======== MATERIAL SUPPLIED ========

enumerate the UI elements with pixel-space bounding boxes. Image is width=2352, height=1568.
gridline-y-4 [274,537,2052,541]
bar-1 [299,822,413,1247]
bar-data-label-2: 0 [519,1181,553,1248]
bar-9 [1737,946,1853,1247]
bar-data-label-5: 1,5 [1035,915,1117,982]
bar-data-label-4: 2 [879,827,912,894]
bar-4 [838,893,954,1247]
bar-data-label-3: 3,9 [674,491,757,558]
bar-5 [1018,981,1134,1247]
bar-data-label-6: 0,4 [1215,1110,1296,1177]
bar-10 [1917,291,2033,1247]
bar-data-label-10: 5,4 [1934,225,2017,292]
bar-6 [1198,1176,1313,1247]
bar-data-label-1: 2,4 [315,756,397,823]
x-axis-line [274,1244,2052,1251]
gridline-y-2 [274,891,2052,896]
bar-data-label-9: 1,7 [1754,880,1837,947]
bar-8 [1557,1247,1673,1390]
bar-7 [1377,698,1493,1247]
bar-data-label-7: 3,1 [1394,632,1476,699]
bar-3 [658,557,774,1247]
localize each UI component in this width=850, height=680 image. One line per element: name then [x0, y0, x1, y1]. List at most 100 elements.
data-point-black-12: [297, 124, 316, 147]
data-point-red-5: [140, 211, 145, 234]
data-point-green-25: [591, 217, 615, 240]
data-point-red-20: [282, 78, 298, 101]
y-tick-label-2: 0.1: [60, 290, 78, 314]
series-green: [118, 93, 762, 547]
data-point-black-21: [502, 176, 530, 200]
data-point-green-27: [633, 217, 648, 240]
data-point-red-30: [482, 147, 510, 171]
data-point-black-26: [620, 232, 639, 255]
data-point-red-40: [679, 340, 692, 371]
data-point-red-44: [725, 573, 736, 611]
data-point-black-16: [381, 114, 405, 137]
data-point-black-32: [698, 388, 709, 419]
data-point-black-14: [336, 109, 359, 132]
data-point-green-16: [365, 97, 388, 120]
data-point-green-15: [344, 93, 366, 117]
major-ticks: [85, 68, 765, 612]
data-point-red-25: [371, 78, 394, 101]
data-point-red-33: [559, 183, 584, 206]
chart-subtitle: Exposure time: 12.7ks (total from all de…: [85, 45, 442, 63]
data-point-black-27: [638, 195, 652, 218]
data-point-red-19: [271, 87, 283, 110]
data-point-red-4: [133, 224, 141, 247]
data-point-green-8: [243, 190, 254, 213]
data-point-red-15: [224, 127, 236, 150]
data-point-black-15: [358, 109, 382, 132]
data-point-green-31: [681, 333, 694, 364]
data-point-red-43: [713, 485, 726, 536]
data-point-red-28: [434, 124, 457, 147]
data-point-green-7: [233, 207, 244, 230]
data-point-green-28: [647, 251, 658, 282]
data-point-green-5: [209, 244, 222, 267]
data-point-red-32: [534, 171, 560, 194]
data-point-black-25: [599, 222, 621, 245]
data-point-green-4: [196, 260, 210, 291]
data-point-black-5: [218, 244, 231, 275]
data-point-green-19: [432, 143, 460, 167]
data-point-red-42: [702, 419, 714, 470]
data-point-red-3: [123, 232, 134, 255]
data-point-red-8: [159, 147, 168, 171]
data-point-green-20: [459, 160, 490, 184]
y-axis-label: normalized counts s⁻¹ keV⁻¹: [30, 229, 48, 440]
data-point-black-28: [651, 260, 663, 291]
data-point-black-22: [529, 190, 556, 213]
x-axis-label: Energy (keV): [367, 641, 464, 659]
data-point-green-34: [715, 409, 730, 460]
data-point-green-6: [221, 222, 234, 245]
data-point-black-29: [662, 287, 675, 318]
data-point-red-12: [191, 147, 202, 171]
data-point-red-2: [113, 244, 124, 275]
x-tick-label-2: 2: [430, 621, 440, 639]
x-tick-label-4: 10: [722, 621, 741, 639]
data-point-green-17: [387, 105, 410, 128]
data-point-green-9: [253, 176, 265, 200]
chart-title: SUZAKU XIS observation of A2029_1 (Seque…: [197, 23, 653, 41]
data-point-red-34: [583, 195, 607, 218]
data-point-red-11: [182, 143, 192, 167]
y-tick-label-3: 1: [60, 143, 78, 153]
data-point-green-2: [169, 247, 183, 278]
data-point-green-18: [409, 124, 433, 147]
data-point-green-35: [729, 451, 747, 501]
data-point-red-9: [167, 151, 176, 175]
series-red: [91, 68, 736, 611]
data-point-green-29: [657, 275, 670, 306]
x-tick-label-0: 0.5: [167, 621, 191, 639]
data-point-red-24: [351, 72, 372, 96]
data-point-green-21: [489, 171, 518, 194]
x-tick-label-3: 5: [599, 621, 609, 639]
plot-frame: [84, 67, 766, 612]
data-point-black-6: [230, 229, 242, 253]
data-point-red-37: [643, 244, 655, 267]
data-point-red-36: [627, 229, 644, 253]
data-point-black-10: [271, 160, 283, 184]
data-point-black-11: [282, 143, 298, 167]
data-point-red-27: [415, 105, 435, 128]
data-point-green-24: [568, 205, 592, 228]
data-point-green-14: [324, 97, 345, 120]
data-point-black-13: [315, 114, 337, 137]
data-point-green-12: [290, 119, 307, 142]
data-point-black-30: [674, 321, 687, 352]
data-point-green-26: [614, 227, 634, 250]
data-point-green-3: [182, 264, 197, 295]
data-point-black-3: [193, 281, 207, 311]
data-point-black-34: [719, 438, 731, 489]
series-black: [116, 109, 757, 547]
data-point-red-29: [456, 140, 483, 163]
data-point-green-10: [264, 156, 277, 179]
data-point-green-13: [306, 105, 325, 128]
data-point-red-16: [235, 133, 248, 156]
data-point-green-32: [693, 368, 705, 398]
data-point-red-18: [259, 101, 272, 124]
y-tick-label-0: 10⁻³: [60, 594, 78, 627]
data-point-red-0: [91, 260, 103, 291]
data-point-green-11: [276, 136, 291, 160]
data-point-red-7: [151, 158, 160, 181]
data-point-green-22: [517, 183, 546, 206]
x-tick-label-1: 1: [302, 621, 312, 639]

========

# WHAT YOU NEED TO DO
Can you set down all of the records above again, line for line, without changing a single character?

# REPLY TO THE TASK
enumerate the UI elements with pixel-space bounding boxes. Image is width=2352, height=1568.
gridline-y-4 [274,537,2052,541]
bar-1 [299,822,413,1247]
bar-data-label-2: 0 [519,1181,553,1248]
bar-9 [1737,946,1853,1247]
bar-data-label-5: 1,5 [1035,915,1117,982]
bar-data-label-4: 2 [879,827,912,894]
bar-4 [838,893,954,1247]
bar-data-label-3: 3,9 [674,491,757,558]
bar-5 [1018,981,1134,1247]
bar-data-label-6: 0,4 [1215,1110,1296,1177]
bar-10 [1917,291,2033,1247]
bar-data-label-10: 5,4 [1934,225,2017,292]
bar-6 [1198,1176,1313,1247]
bar-data-label-1: 2,4 [315,756,397,823]
x-axis-line [274,1244,2052,1251]
gridline-y-2 [274,891,2052,896]
bar-data-label-9: 1,7 [1754,880,1837,947]
bar-8 [1557,1247,1673,1390]
bar-7 [1377,698,1493,1247]
bar-data-label-7: 3,1 [1394,632,1476,699]
bar-3 [658,557,774,1247]
localize each UI component in this width=850, height=680 image. One line per element: name then [x0, y0, x1, y1]. List at most 100 elements.
data-point-black-12: [297, 124, 316, 147]
data-point-red-5: [140, 211, 145, 234]
data-point-green-25: [591, 217, 615, 240]
data-point-red-20: [282, 78, 298, 101]
y-tick-label-2: 0.1: [60, 290, 78, 314]
series-green: [118, 93, 762, 547]
data-point-black-21: [502, 176, 530, 200]
data-point-green-27: [633, 217, 648, 240]
data-point-red-30: [482, 147, 510, 171]
data-point-black-26: [620, 232, 639, 255]
data-point-red-40: [679, 340, 692, 371]
data-point-red-44: [725, 573, 736, 611]
data-point-black-16: [381, 114, 405, 137]
data-point-black-32: [698, 388, 709, 419]
data-point-black-14: [336, 109, 359, 132]
data-point-green-16: [365, 97, 388, 120]
data-point-green-15: [344, 93, 366, 117]
major-ticks: [85, 68, 765, 612]
data-point-red-25: [371, 78, 394, 101]
data-point-red-33: [559, 183, 584, 206]
chart-subtitle: Exposure time: 12.7ks (total from all de…: [85, 45, 442, 63]
data-point-black-27: [638, 195, 652, 218]
data-point-red-19: [271, 87, 283, 110]
data-point-red-4: [133, 224, 141, 247]
data-point-green-8: [243, 190, 254, 213]
data-point-red-15: [224, 127, 236, 150]
data-point-black-15: [358, 109, 382, 132]
data-point-green-31: [681, 333, 694, 364]
data-point-red-43: [713, 485, 726, 536]
data-point-red-28: [434, 124, 457, 147]
data-point-green-7: [233, 207, 244, 230]
data-point-green-28: [647, 251, 658, 282]
data-point-green-5: [209, 244, 222, 267]
data-point-red-32: [534, 171, 560, 194]
data-point-black-25: [599, 222, 621, 245]
data-point-green-4: [196, 260, 210, 291]
data-point-black-5: [218, 244, 231, 275]
data-point-green-19: [432, 143, 460, 167]
data-point-red-42: [702, 419, 714, 470]
data-point-red-3: [123, 232, 134, 255]
data-point-red-8: [159, 147, 168, 171]
data-point-green-20: [459, 160, 490, 184]
y-axis-label: normalized counts s⁻¹ keV⁻¹: [30, 229, 48, 440]
data-point-black-28: [651, 260, 663, 291]
data-point-black-22: [529, 190, 556, 213]
x-axis-label: Energy (keV): [367, 641, 464, 659]
data-point-green-34: [715, 409, 730, 460]
data-point-green-6: [221, 222, 234, 245]
data-point-black-29: [662, 287, 675, 318]
data-point-red-12: [191, 147, 202, 171]
data-point-red-2: [113, 244, 124, 275]
x-tick-label-2: 2: [430, 621, 440, 639]
x-tick-label-4: 10: [722, 621, 741, 639]
data-point-green-17: [387, 105, 410, 128]
data-point-green-9: [253, 176, 265, 200]
chart-title: SUZAKU XIS observation of A2029_1 (Seque…: [197, 23, 653, 41]
data-point-red-34: [583, 195, 607, 218]
data-point-red-11: [182, 143, 192, 167]
y-tick-label-3: 1: [60, 143, 78, 153]
data-point-green-2: [169, 247, 183, 278]
data-point-green-18: [409, 124, 433, 147]
data-point-green-35: [729, 451, 747, 501]
data-point-red-9: [167, 151, 176, 175]
series-red: [91, 68, 736, 611]
data-point-green-29: [657, 275, 670, 306]
x-tick-label-0: 0.5: [167, 621, 191, 639]
data-point-red-24: [351, 72, 372, 96]
data-point-green-21: [489, 171, 518, 194]
x-tick-label-3: 5: [599, 621, 609, 639]
plot-frame: [84, 67, 766, 612]
data-point-black-6: [230, 229, 242, 253]
data-point-red-37: [643, 244, 655, 267]
data-point-red-36: [627, 229, 644, 253]
data-point-black-10: [271, 160, 283, 184]
data-point-black-11: [282, 143, 298, 167]
data-point-red-27: [415, 105, 435, 128]
data-point-green-24: [568, 205, 592, 228]
data-point-green-14: [324, 97, 345, 120]
data-point-black-13: [315, 114, 337, 137]
data-point-green-12: [290, 119, 307, 142]
data-point-black-30: [674, 321, 687, 352]
data-point-green-26: [614, 227, 634, 250]
data-point-green-3: [182, 264, 197, 295]
data-point-black-3: [193, 281, 207, 311]
data-point-black-34: [719, 438, 731, 489]
series-black: [116, 109, 757, 547]
data-point-red-29: [456, 140, 483, 163]
data-point-green-10: [264, 156, 277, 179]
data-point-green-13: [306, 105, 325, 128]
data-point-red-16: [235, 133, 248, 156]
data-point-green-32: [693, 368, 705, 398]
data-point-red-18: [259, 101, 272, 124]
y-tick-label-0: 10⁻³: [60, 594, 78, 627]
data-point-red-0: [91, 260, 103, 291]
data-point-green-11: [276, 136, 291, 160]
data-point-red-7: [151, 158, 160, 181]
data-point-green-22: [517, 183, 546, 206]
x-tick-label-1: 1: [302, 621, 312, 639]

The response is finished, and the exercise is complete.